§ **What you should do**:
Reproduce all the entries exactly.
# START OF Task input
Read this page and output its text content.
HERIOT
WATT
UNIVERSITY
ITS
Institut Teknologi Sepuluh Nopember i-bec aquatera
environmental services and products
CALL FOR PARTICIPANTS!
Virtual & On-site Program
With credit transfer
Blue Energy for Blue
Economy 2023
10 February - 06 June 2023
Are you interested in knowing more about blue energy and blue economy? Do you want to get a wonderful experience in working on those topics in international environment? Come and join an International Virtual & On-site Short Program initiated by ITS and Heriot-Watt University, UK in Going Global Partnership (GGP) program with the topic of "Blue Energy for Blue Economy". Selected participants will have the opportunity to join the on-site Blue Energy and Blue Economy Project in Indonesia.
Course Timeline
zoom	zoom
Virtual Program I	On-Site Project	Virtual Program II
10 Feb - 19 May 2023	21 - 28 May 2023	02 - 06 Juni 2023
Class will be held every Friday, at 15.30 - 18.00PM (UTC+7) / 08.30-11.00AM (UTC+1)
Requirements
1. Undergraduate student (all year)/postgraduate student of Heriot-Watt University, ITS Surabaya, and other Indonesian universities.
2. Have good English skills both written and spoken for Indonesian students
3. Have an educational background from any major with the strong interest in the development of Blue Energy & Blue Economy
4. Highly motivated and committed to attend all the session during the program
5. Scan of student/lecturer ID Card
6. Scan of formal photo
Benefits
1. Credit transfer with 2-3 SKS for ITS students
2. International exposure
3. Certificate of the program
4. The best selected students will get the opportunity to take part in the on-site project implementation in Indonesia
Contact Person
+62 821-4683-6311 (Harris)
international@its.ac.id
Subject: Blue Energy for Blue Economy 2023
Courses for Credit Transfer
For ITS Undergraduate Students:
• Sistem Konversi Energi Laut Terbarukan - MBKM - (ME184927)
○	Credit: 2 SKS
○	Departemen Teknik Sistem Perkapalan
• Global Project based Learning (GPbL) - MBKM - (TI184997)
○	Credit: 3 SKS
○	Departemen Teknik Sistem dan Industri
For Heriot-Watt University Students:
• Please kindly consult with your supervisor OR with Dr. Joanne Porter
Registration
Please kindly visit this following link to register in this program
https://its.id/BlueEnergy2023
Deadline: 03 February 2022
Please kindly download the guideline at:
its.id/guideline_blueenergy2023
# END OF Task input
§ **Written answer**:
Read this page and output its text content.
HERIOT
WATT
UNIVERSITY
ITS
Institut Teknologi Sepuluh Nopember i-bec aquatera
environmental services and products
CALL FOR PARTICIPANTS!
Virtual & On-site Program
With credit transfer
Blue Energy for Blue
Economy 2023
10 February - 06 June 2023
Are you interested in knowing more about blue energy and blue economy? Do you want to get a wonderful experience in working on those topics in international environment? Come and join an International Virtual & On-site Short Program initiated by ITS and Heriot-Watt University, UK in Going Global Partnership (GGP) program with the topic of "Blue Energy for Blue Economy". Selected participants will have the opportunity to join the on-site Blue Energy and Blue Economy Project in Indonesia.
Course Timeline
zoom	zoom
Virtual Program I	On-Site Project	Virtual Program II
10 Feb - 19 May 2023	21 - 28 May 2023	02 - 06 Juni 2023
Class will be held every Friday, at 15.30 - 18.00PM (UTC+7) / 08.30-11.00AM (UTC+1)
Requirements
1. Undergraduate student (all year)/postgraduate student of Heriot-Watt University, ITS Surabaya, and other Indonesian universities.
2. Have good English skills both written and spoken for Indonesian students
3. Have an educational background from any major with the strong interest in the development of Blue Energy & Blue Economy
4. Highly motivated and committed to attend all the session during the program
5. Scan of student/lecturer ID Card
6. Scan of formal photo
Benefits
1. Credit transfer with 2-3 SKS for ITS students
2. International exposure
3. Certificate of the program
4. The best selected students will get the opportunity to take part in the on-site project implementation in Indonesia
Contact Person
+62 821-4683-6311 (Harris)
international@its.ac.id
Subject: Blue Energy for Blue Economy 2023
Courses for Credit Transfer
For ITS Undergraduate Students:
• Sistem Konversi Energi Laut Terbarukan - MBKM - (ME184927)
○	Credit: 2 SKS
○	Departemen Teknik Sistem Perkapalan
• Global Project based Learning (GPbL) - MBKM - (TI184997)
○	Credit: 3 SKS
○	Departemen Teknik Sistem dan Industri
For Heriot-Watt University Students:
• Please kindly consult with your supervisor OR with Dr. Joanne Porter
Registration
Please kindly visit this following link to register in this program
https://its.id/BlueEnergy2023
Deadline: 03 February 2022
Please kindly download the guideline at:
its.id/guideline_blueenergy2023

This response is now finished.